[Figure record listings]
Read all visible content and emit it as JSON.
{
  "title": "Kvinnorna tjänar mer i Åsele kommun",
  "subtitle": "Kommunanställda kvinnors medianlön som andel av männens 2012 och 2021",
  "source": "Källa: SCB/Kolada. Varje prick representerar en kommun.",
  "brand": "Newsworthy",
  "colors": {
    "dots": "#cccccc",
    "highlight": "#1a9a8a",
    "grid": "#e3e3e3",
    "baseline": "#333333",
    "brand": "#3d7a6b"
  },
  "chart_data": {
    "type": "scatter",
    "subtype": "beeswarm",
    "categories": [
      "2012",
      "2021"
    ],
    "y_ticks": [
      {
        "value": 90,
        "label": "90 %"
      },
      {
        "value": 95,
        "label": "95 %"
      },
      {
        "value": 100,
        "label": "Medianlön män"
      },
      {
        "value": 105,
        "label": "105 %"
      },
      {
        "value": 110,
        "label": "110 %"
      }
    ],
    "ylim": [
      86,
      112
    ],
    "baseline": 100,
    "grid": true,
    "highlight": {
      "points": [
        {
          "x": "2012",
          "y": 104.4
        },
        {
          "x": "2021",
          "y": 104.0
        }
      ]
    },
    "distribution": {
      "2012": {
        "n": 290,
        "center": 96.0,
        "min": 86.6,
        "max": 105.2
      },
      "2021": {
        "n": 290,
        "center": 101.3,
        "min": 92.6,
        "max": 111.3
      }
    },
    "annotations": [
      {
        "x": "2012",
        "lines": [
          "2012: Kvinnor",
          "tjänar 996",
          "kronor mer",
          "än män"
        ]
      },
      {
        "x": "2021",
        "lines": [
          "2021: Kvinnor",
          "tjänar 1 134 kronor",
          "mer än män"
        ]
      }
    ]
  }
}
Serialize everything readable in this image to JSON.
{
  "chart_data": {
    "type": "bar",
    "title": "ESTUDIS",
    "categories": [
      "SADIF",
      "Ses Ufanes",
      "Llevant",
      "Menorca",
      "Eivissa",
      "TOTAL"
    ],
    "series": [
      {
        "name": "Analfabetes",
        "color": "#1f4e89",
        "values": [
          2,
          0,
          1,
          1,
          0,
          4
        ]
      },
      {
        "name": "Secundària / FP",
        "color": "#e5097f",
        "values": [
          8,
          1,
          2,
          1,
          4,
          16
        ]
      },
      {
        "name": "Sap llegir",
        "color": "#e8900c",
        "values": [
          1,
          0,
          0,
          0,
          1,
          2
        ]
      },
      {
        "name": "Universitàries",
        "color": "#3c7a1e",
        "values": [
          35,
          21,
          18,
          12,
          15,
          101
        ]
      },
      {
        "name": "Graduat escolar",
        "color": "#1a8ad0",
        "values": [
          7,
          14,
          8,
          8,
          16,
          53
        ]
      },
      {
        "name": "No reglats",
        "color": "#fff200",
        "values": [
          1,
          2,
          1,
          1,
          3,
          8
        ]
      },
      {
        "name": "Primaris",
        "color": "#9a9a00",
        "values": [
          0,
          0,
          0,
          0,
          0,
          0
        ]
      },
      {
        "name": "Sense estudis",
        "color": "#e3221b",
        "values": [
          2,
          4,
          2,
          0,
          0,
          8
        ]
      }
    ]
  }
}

■ Instructions to follow
Output an exact copy of each record.

■ Answer to this task
Read all visible content and emit it as JSON.
{
  "title": "Kvinnorna tjänar mer i Åsele kommun",
  "subtitle": "Kommunanställda kvinnors medianlön som andel av männens 2012 och 2021",
  "source": "Källa: SCB/Kolada. Varje prick representerar en kommun.",
  "brand": "Newsworthy",
  "colors": {
    "dots": "#cccccc",
    "highlight": "#1a9a8a",
    "grid": "#e3e3e3",
    "baseline": "#333333",
    "brand": "#3d7a6b"
  },
  "chart_data": {
    "type": "scatter",
    "subtype": "beeswarm",
    "categories": [
      "2012",
      "2021"
    ],
    "y_ticks": [
      {
        "value": 90,
        "label": "90 %"
      },
      {
        "value": 95,
        "label": "95 %"
      },
      {
        "value": 100,
        "label": "Medianlön män"
      },
      {
        "value": 105,
        "label": "105 %"
      },
      {
        "value": 110,
        "label": "110 %"
      }
    ],
    "ylim": [
      86,
      112
    ],
    "baseline": 100,
    "grid": true,
    "highlight": {
      "points": [
        {
          "x": "2012",
          "y": 104.4
        },
        {
          "x": "2021",
          "y": 104.0
        }
      ]
    },
    "distribution": {
      "2012": {
        "n": 290,
        "center": 96.0,
        "min": 86.6,
        "max": 105.2
      },
      "2021": {
        "n": 290,
        "center": 101.3,
        "min": 92.6,
        "max": 111.3
      }
    },
    "annotations": [
      {
        "x": "2012",
        "lines": [
          "2012: Kvinnor",
          "tjänar 996",
          "kronor mer",
          "än män"
        ]
      },
      {
        "x": "2021",
        "lines": [
          "2021: Kvinnor",
          "tjänar 1 134 kronor",
          "mer än män"
        ]
      }
    ]
  }
}
Serialize everything readable in this image to JSON.
{
  "chart_data": {
    "type": "bar",
    "title": "ESTUDIS",
    "categories": [
      "SADIF",
      "Ses Ufanes",
      "Llevant",
      "Menorca",
      "Eivissa",
      "TOTAL"
    ],
    "series": [
      {
        "name": "Analfabetes",
        "color": "#1f4e89",
        "values": [
          2,
          0,
          1,
          1,
          0,
          4
        ]
      },
      {
        "name": "Secundària / FP",
        "color": "#e5097f",
        "values": [
          8,
          1,
          2,
          1,
          4,
          16
        ]
      },
      {
        "name": "Sap llegir",
        "color": "#e8900c",
        "values": [
          1,
          0,
          0,
          0,
          1,
          2
        ]
      },
      {
        "name": "Universitàries",
        "color": "#3c7a1e",
        "values": [
          35,
          21,
          18,
          12,
          15,
          101
        ]
      },
      {
        "name": "Graduat escolar",
        "color": "#1a8ad0",
        "values": [
          7,
          14,
          8,
          8,
          16,
          53
        ]
      },
      {
        "name": "No reglats",
        "color": "#fff200",
        "values": [
          1,
          2,
          1,
          1,
          3,
          8
        ]
      },
      {
        "name": "Primaris",
        "color": "#9a9a00",
        "values": [
          0,
          0,
          0,
          0,
          0,
          0
        ]
      },
      {
        "name": "Sense estudis",
        "color": "#e3221b",
        "values": [
          2,
          4,
          2,
          0,
          0,
          8
        ]
      }
    ]
  }
}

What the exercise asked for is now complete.